[Start of Record extracts]

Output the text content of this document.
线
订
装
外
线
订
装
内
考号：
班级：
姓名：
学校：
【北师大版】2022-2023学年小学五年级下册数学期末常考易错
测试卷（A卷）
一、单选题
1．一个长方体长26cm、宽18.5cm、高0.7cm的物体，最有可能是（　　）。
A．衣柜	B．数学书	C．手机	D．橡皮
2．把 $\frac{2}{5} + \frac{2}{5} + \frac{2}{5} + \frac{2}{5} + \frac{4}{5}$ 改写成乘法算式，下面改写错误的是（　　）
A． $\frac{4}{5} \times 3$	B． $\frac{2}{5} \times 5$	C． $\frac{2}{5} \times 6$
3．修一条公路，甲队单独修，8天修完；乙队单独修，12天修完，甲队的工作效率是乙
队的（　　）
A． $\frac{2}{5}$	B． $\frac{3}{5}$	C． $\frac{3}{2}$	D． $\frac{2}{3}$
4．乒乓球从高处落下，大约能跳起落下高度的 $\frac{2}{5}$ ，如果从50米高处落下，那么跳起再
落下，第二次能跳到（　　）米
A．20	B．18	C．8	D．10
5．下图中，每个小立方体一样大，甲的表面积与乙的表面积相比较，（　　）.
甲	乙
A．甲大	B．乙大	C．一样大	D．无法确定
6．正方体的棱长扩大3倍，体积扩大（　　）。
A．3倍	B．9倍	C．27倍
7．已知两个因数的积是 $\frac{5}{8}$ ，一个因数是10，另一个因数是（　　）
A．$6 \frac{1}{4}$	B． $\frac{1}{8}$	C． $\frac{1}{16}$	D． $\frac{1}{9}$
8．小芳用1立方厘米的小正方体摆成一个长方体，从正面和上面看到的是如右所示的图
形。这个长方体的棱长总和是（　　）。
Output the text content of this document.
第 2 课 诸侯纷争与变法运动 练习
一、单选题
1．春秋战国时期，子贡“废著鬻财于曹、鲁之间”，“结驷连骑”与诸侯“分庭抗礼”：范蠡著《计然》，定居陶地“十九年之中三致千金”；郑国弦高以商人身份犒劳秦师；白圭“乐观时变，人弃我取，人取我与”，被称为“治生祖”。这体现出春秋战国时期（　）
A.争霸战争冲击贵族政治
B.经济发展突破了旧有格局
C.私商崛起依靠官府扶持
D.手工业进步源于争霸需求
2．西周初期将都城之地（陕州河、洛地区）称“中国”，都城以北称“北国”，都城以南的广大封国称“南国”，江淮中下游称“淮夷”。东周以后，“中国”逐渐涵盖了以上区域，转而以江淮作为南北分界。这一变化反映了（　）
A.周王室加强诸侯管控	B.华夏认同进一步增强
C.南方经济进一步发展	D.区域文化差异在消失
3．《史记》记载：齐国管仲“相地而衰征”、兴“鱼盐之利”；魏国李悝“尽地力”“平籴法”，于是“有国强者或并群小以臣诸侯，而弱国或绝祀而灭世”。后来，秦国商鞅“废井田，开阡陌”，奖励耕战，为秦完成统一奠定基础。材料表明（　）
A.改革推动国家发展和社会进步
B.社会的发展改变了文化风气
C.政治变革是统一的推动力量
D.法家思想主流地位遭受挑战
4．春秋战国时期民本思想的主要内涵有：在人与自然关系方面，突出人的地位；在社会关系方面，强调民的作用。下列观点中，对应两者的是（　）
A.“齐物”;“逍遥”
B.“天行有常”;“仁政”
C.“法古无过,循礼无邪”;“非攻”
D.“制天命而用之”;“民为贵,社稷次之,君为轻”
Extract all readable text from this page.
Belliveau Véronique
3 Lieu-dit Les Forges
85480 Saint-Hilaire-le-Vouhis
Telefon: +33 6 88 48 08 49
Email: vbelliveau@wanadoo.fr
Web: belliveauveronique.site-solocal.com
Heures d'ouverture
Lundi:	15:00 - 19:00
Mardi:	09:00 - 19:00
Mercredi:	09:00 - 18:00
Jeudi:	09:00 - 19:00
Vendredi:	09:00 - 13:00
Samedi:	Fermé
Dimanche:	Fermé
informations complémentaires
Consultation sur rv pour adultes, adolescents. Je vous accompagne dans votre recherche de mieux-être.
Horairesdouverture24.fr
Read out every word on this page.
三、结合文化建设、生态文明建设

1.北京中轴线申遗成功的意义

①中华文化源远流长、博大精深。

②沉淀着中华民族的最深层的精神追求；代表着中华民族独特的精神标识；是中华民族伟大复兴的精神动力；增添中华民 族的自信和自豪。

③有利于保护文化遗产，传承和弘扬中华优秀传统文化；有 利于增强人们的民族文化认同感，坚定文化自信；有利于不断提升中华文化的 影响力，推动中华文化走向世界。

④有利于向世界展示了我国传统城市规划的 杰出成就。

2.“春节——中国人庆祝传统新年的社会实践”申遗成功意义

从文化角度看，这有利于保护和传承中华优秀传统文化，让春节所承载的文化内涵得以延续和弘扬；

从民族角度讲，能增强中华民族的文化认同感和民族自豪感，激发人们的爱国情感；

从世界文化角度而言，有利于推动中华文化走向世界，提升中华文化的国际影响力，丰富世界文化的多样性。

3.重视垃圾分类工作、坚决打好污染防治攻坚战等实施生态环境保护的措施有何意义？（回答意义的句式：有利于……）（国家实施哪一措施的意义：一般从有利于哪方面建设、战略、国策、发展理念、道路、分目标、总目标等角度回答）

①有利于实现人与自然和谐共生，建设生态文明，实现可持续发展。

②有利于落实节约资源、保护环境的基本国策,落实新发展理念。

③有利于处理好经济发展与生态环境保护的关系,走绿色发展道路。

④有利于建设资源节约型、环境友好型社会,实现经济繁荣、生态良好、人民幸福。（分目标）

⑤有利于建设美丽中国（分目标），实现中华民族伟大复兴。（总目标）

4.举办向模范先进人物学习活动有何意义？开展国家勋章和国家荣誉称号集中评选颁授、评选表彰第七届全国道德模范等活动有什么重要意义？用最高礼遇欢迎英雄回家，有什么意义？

[End of Record extracts]

Prompt: Output an exact copy of each record.

Result of this exercise:
Output the text content of this document.
线
订
装
外
线
订
装
内
考号：
班级：
姓名：
学校：
【北师大版】2022-2023学年小学五年级下册数学期末常考易错
测试卷（A卷）
一、单选题
1．一个长方体长26cm、宽18.5cm、高0.7cm的物体，最有可能是（　　）。
A．衣柜	B．数学书	C．手机	D．橡皮
2．把 $\frac{2}{5} + \frac{2}{5} + \frac{2}{5} + \frac{2}{5} + \frac{4}{5}$ 改写成乘法算式，下面改写错误的是（　　）
A． $\frac{4}{5} \times 3$	B． $\frac{2}{5} \times 5$	C． $\frac{2}{5} \times 6$
3．修一条公路，甲队单独修，8天修完；乙队单独修，12天修完，甲队的工作效率是乙
队的（　　）
A． $\frac{2}{5}$	B． $\frac{3}{5}$	C． $\frac{3}{2}$	D． $\frac{2}{3}$
4．乒乓球从高处落下，大约能跳起落下高度的 $\frac{2}{5}$ ，如果从50米高处落下，那么跳起再
落下，第二次能跳到（　　）米
A．20	B．18	C．8	D．10
5．下图中，每个小立方体一样大，甲的表面积与乙的表面积相比较，（　　）.
甲	乙
A．甲大	B．乙大	C．一样大	D．无法确定
6．正方体的棱长扩大3倍，体积扩大（　　）。
A．3倍	B．9倍	C．27倍
7．已知两个因数的积是 $\frac{5}{8}$ ，一个因数是10，另一个因数是（　　）
A．$6 \frac{1}{4}$	B． $\frac{1}{8}$	C． $\frac{1}{16}$	D． $\frac{1}{9}$
8．小芳用1立方厘米的小正方体摆成一个长方体，从正面和上面看到的是如右所示的图
形。这个长方体的棱长总和是（　　）。
Output the text content of this document.
第 2 课 诸侯纷争与变法运动 练习
一、单选题
1．春秋战国时期，子贡“废著鬻财于曹、鲁之间”，“结驷连骑”与诸侯“分庭抗礼”：范蠡著《计然》，定居陶地“十九年之中三致千金”；郑国弦高以商人身份犒劳秦师；白圭“乐观时变，人弃我取，人取我与”，被称为“治生祖”。这体现出春秋战国时期（　）
A.争霸战争冲击贵族政治
B.经济发展突破了旧有格局
C.私商崛起依靠官府扶持
D.手工业进步源于争霸需求
2．西周初期将都城之地（陕州河、洛地区）称“中国”，都城以北称“北国”，都城以南的广大封国称“南国”，江淮中下游称“淮夷”。东周以后，“中国”逐渐涵盖了以上区域，转而以江淮作为南北分界。这一变化反映了（　）
A.周王室加强诸侯管控	B.华夏认同进一步增强
C.南方经济进一步发展	D.区域文化差异在消失
3．《史记》记载：齐国管仲“相地而衰征”、兴“鱼盐之利”；魏国李悝“尽地力”“平籴法”，于是“有国强者或并群小以臣诸侯，而弱国或绝祀而灭世”。后来，秦国商鞅“废井田，开阡陌”，奖励耕战，为秦完成统一奠定基础。材料表明（　）
A.改革推动国家发展和社会进步
B.社会的发展改变了文化风气
C.政治变革是统一的推动力量
D.法家思想主流地位遭受挑战
4．春秋战国时期民本思想的主要内涵有：在人与自然关系方面，突出人的地位；在社会关系方面，强调民的作用。下列观点中，对应两者的是（　）
A.“齐物”;“逍遥”
B.“天行有常”;“仁政”
C.“法古无过,循礼无邪”;“非攻”
D.“制天命而用之”;“民为贵,社稷次之,君为轻”
Extract all readable text from this page.
Belliveau Véronique
3 Lieu-dit Les Forges
85480 Saint-Hilaire-le-Vouhis
Telefon: +33 6 88 48 08 49
Email: vbelliveau@wanadoo.fr
Web: belliveauveronique.site-solocal.com
Heures d'ouverture
Lundi:	15:00 - 19:00
Mardi:	09:00 - 19:00
Mercredi:	09:00 - 18:00
Jeudi:	09:00 - 19:00
Vendredi:	09:00 - 13:00
Samedi:	Fermé
Dimanche:	Fermé
informations complémentaires
Consultation sur rv pour adultes, adolescents. Je vous accompagne dans votre recherche de mieux-être.
Horairesdouverture24.fr
Read out every word on this page.
三、结合文化建设、生态文明建设

1.北京中轴线申遗成功的意义

①中华文化源远流长、博大精深。

②沉淀着中华民族的最深层的精神追求；代表着中华民族独特的精神标识；是中华民族伟大复兴的精神动力；增添中华民 族的自信和自豪。

③有利于保护文化遗产，传承和弘扬中华优秀传统文化；有 利于增强人们的民族文化认同感，坚定文化自信；有利于不断提升中华文化的 影响力，推动中华文化走向世界。

④有利于向世界展示了我国传统城市规划的 杰出成就。

2.“春节——中国人庆祝传统新年的社会实践”申遗成功意义

从文化角度看，这有利于保护和传承中华优秀传统文化，让春节所承载的文化内涵得以延续和弘扬；

从民族角度讲，能增强中华民族的文化认同感和民族自豪感，激发人们的爱国情感；

从世界文化角度而言，有利于推动中华文化走向世界，提升中华文化的国际影响力，丰富世界文化的多样性。

3.重视垃圾分类工作、坚决打好污染防治攻坚战等实施生态环境保护的措施有何意义？（回答意义的句式：有利于……）（国家实施哪一措施的意义：一般从有利于哪方面建设、战略、国策、发展理念、道路、分目标、总目标等角度回答）

①有利于实现人与自然和谐共生，建设生态文明，实现可持续发展。

②有利于落实节约资源、保护环境的基本国策,落实新发展理念。

③有利于处理好经济发展与生态环境保护的关系,走绿色发展道路。

④有利于建设资源节约型、环境友好型社会,实现经济繁荣、生态良好、人民幸福。（分目标）

⑤有利于建设美丽中国（分目标），实现中华民族伟大复兴。（总目标）

4.举办向模范先进人物学习活动有何意义？开展国家勋章和国家荣誉称号集中评选颁授、评选表彰第七届全国道德模范等活动有什么重要意义？用最高礼遇欢迎英雄回家，有什么意义？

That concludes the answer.